## Work to be completed
Report every line in the listing that contains the string "value".

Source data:
>>>

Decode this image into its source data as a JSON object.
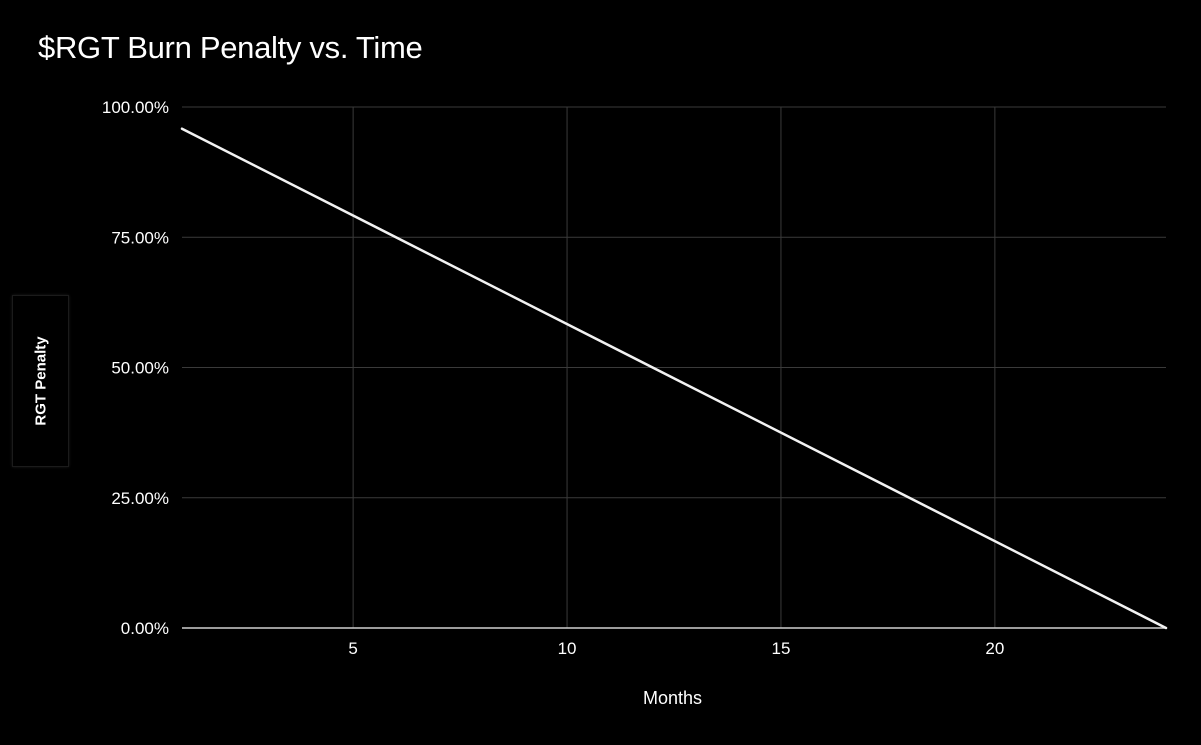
{
  "chart_data": {
    "type": "line",
    "title": "$RGT Burn Penalty vs. Time",
    "xlabel": "Months",
    "ylabel": "RGT Penalty",
    "xlim": [
      1,
      24
    ],
    "ylim": [
      0,
      1
    ],
    "x_ticks": [
      5,
      10,
      15,
      20
    ],
    "y_ticks": [
      {
        "value": 0,
        "label": "0.00%"
      },
      {
        "value": 0.25,
        "label": "25.00%"
      },
      {
        "value": 0.5,
        "label": "50.00%"
      },
      {
        "value": 0.75,
        "label": "75.00%"
      },
      {
        "value": 1,
        "label": "100.00%"
      }
    ],
    "grid": true,
    "series": [
      {
        "x": [
          1,
          24
        ],
        "y": [
          0.9583,
          0
        ]
      }
    ],
    "colors": {
      "background": "#000000",
      "line": "#f2f2f2",
      "grid": "#3a3a3a",
      "axis": "#cfcfcf"
    }
  }
}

<<<

## Task output
        "value": 0,
        "value": 0.25,
        "value": 0.5,
        "value": 0.75,
        "value": 1,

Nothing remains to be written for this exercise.